[start]

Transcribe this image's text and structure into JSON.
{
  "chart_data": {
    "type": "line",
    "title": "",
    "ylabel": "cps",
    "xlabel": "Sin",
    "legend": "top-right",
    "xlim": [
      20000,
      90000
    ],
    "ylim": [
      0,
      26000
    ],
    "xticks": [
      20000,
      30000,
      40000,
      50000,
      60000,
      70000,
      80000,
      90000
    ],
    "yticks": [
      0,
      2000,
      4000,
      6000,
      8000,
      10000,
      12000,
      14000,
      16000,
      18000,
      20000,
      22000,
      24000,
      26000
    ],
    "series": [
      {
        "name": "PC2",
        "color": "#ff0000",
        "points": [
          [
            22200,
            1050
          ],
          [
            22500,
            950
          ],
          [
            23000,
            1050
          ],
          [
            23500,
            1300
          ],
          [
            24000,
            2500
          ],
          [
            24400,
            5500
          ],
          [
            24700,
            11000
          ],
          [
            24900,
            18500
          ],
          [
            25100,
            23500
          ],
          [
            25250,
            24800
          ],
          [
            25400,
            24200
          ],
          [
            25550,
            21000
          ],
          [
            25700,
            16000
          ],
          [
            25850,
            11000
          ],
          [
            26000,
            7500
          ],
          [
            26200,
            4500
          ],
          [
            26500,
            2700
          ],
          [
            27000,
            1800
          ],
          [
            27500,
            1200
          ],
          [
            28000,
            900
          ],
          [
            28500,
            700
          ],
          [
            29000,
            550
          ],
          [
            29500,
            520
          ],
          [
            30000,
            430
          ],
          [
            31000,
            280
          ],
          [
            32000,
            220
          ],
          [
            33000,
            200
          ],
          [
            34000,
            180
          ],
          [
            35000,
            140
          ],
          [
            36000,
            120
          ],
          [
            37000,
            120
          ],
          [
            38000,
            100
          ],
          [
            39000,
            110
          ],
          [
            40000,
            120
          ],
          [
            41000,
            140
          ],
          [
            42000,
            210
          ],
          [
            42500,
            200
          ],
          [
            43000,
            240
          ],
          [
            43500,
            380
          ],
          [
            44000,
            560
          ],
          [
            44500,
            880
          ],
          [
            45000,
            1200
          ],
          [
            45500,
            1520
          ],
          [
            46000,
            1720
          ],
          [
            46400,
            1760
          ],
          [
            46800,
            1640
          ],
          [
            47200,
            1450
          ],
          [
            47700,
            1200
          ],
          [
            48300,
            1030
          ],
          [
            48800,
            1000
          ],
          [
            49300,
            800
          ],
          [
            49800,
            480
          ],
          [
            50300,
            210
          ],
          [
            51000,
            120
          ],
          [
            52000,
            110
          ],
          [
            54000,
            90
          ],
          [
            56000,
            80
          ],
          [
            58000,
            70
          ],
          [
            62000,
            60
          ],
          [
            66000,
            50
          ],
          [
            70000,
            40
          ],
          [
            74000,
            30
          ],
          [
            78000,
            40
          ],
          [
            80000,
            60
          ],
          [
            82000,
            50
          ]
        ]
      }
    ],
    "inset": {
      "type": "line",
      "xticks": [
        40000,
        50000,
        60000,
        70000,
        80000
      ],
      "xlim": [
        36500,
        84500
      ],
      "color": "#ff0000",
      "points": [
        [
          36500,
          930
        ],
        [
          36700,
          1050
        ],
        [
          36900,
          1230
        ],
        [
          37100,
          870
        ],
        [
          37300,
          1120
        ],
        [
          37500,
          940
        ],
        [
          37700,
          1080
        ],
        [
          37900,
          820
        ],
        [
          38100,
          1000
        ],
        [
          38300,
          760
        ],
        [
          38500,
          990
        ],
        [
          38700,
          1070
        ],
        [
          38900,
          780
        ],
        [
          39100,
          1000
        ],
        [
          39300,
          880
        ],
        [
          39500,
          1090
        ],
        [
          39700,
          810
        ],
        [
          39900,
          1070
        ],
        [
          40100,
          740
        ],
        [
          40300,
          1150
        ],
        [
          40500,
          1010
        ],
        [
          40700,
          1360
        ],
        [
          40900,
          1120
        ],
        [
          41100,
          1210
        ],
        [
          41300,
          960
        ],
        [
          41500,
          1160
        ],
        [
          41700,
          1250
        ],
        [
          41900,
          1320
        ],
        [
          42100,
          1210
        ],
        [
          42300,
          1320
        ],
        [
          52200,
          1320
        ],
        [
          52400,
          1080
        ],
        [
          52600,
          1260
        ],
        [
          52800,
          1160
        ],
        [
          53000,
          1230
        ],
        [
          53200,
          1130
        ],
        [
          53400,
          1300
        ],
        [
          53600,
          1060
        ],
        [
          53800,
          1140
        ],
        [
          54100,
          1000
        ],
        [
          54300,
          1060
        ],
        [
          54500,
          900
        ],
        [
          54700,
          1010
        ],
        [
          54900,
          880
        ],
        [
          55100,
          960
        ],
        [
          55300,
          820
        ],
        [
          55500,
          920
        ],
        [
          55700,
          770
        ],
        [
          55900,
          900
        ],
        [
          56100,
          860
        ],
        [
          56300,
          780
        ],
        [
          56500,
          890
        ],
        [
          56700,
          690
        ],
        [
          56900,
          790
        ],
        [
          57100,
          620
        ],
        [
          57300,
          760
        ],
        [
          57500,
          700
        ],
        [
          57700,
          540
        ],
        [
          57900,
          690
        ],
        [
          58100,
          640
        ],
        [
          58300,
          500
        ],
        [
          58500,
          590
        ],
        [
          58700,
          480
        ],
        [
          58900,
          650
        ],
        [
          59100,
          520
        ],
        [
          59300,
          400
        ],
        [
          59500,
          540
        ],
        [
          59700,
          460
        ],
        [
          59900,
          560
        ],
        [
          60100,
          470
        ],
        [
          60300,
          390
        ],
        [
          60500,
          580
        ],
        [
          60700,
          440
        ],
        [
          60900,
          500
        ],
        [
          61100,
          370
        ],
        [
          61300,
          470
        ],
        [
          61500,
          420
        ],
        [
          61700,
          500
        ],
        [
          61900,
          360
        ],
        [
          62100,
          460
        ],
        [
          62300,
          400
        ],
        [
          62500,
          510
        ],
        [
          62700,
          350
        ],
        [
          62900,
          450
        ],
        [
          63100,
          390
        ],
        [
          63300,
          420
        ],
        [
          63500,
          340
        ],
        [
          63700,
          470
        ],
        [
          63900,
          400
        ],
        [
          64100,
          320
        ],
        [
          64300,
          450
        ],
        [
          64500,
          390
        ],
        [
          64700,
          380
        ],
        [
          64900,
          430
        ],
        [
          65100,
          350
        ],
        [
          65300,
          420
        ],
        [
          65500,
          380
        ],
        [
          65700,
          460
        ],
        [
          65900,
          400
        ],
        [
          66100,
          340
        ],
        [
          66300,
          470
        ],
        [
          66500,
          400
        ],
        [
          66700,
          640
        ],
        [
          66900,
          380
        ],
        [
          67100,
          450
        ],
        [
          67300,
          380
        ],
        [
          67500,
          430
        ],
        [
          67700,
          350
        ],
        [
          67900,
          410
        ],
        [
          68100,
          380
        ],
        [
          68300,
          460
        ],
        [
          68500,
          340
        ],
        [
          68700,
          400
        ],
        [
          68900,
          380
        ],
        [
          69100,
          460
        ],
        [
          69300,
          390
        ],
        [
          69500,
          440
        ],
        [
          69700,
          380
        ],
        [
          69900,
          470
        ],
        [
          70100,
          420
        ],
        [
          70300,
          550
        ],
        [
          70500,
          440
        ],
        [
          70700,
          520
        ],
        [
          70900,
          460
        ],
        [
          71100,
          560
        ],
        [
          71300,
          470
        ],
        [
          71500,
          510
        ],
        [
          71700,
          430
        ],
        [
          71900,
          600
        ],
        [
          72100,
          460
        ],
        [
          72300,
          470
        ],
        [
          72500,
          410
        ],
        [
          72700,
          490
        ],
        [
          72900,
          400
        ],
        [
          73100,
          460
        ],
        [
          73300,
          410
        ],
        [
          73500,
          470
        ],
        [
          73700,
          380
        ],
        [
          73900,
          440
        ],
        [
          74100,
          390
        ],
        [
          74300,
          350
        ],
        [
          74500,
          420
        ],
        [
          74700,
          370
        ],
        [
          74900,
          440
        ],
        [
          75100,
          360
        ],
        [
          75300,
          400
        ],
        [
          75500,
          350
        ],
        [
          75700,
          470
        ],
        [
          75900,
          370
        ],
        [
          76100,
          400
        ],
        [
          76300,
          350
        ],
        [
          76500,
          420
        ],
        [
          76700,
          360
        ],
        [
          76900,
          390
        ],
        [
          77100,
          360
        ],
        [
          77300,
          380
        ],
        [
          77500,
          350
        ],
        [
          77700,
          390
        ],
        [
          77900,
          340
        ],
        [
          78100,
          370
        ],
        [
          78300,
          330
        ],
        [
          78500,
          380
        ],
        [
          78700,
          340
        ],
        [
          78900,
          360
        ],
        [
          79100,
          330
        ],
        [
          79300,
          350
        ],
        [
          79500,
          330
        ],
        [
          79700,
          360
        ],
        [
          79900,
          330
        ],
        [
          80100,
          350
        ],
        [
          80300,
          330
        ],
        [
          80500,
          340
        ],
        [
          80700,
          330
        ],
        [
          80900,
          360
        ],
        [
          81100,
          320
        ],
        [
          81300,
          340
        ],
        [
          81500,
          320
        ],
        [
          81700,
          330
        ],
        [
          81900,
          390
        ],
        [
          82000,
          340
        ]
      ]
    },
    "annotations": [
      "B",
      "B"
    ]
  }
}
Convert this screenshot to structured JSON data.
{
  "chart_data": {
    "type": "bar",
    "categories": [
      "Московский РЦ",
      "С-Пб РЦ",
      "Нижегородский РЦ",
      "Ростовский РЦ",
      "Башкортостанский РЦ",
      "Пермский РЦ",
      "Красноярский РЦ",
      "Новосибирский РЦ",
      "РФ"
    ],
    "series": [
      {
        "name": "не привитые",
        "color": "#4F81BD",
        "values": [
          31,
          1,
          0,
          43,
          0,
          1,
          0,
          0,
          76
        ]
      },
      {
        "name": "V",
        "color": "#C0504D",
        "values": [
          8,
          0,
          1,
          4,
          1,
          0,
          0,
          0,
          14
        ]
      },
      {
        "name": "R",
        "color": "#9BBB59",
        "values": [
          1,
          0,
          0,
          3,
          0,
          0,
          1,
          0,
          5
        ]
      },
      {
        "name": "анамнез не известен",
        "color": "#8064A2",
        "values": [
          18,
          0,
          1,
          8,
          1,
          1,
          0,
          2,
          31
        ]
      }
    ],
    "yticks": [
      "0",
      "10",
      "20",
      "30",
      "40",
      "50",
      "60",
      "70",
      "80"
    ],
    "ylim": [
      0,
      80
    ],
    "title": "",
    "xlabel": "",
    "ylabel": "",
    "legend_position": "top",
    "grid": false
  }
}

[end]

**Required task:** Find the line that contains "Convert this screenshot" in the listing above. Retype it and every line after it up to the last, exactly, and nothing else.

**Finished answer:**
Convert this screenshot to structured JSON data.
{
  "chart_data": {
    "type": "bar",
    "categories": [
      "Московский РЦ",
      "С-Пб РЦ",
      "Нижегородский РЦ",
      "Ростовский РЦ",
      "Башкортостанский РЦ",
      "Пермский РЦ",
      "Красноярский РЦ",
      "Новосибирский РЦ",
      "РФ"
    ],
    "series": [
      {
        "name": "не привитые",
        "color": "#4F81BD",
        "values": [
          31,
          1,
          0,
          43,
          0,
          1,
          0,
          0,
          76
        ]
      },
      {
        "name": "V",
        "color": "#C0504D",
        "values": [
          8,
          0,
          1,
          4,
          1,
          0,
          0,
          0,
          14
        ]
      },
      {
        "name": "R",
        "color": "#9BBB59",
        "values": [
          1,
          0,
          0,
          3,
          0,
          0,
          1,
          0,
          5
        ]
      },
      {
        "name": "анамнез не известен",
        "color": "#8064A2",
        "values": [
          18,
          0,
          1,
          8,
          1,
          1,
          0,
          2,
          31
        ]
      }
    ],
    "yticks": [
      "0",
      "10",
      "20",
      "30",
      "40",
      "50",
      "60",
      "70",
      "80"
    ],
    "ylim": [
      0,
      80
    ],
    "title": "",
    "xlabel": "",
    "ylabel": "",
    "legend_position": "top",
    "grid": false
  }
}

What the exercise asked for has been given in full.